List all lines of the data that include the string "能人兴村".

++++++++

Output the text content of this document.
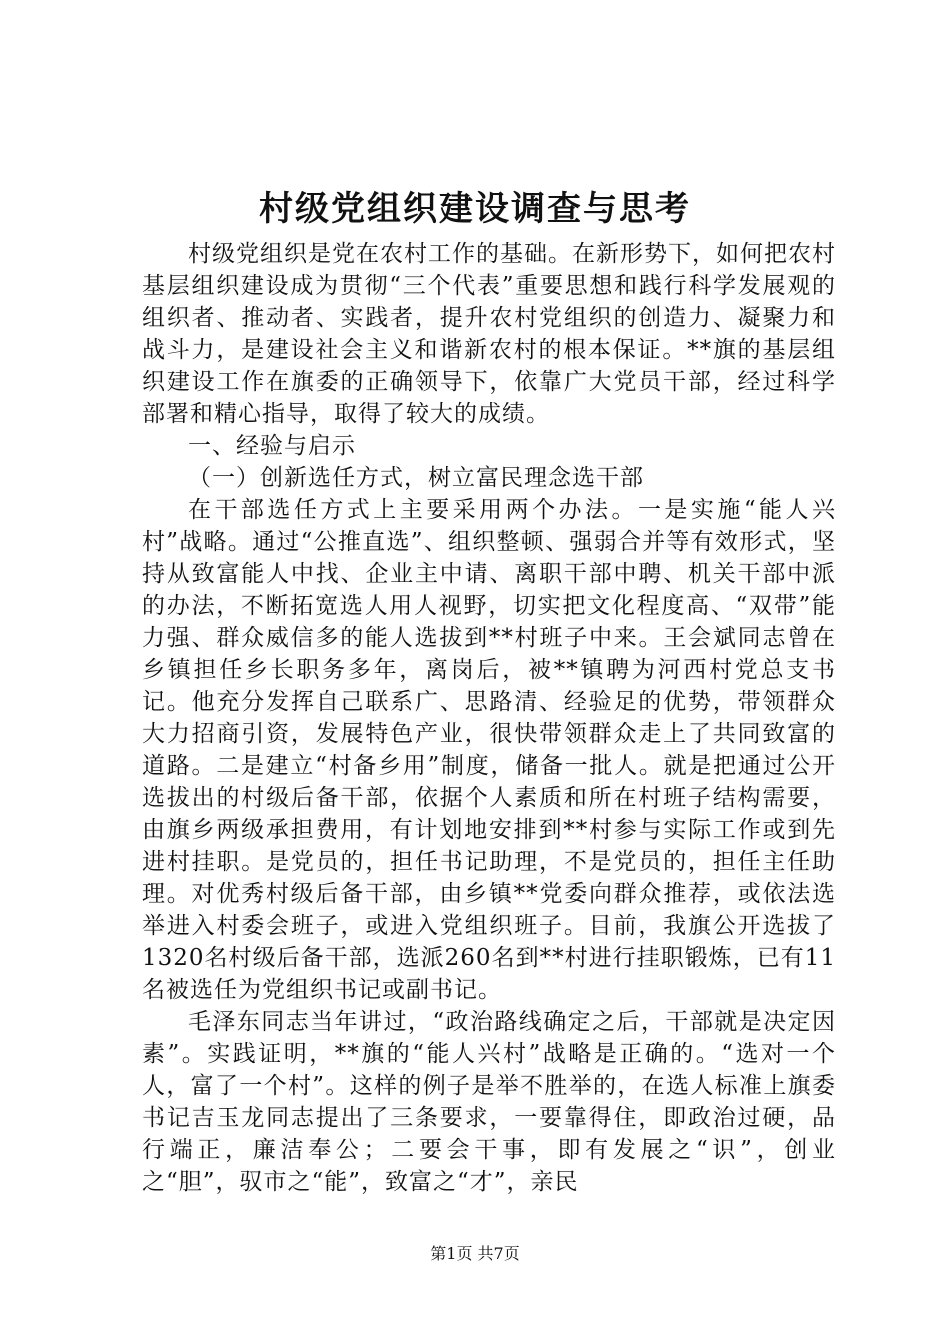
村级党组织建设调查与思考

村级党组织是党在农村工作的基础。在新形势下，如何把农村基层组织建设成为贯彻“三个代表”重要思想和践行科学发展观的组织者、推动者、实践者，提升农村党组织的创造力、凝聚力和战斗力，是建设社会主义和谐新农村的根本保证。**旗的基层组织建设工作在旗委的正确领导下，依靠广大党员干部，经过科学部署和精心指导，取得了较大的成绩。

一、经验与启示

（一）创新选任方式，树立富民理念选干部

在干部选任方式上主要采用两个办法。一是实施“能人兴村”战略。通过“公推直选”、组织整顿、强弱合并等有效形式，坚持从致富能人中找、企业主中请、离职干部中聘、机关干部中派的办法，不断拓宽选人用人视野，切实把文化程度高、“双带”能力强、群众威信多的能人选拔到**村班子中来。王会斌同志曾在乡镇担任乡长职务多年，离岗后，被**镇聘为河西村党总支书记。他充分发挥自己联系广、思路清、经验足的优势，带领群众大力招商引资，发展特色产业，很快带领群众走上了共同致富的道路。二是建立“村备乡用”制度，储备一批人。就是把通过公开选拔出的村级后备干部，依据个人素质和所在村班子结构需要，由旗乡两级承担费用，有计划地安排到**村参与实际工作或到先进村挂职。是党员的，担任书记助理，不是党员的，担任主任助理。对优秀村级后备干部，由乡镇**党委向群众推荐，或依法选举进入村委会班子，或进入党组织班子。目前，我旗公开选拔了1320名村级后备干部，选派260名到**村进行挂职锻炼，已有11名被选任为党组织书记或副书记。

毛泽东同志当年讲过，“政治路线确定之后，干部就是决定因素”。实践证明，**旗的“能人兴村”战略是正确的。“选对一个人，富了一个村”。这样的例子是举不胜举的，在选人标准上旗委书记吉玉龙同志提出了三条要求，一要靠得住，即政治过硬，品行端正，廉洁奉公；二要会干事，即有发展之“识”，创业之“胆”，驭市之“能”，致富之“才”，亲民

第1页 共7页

++++++++

Reply to the exercise:
在干部选任方式上主要采用两个办法。一是实施“能人兴村”战略。通过“公推直选”、组织整顿、强弱合并等有效形式，坚持从致富能人中找、企业主中请、离职干部中聘、机关干部中派的办法，不断拓宽选人用人视野，切实把文化程度高、“双带”能力强、群众威信多的能人选拔到**村班子中来。王会斌同志曾在乡镇担任乡长职务多年，离岗后，被**镇聘为河西村党总支书记。他充分发挥自己联系广、思路清、经验足的优势，带领群众大力招商引资，发展特色产业，很快带领群众走上了共同致富的道路。二是建立“村备乡用”制度，储备一批人。就是把通过公开选拔出的村级后备干部，依据个人素质和所在村班子结构需要，由旗乡两级承担费用，有计划地安排到**村参与实际工作或到先进村挂职。是党员的，担任书记助理，不是党员的，担任主任助理。对优秀村级后备干部，由乡镇**党委向群众推荐，或依法选举进入村委会班子，或进入党组织班子。目前，我旗公开选拔了1320名村级后备干部，选派260名到**村进行挂职锻炼，已有11名被选任为党组织书记或副书记。
毛泽东同志当年讲过，“政治路线确定之后，干部就是决定因素”。实践证明，**旗的“能人兴村”战略是正确的。“选对一个人，富了一个村”。这样的例子是举不胜举的，在选人标准上旗委书记吉玉龙同志提出了三条要求，一要靠得住，即政治过硬，品行端正，廉洁奉公；二要会干事，即有发展之“识”，创业之“胆”，驭市之“能”，致富之“才”，亲民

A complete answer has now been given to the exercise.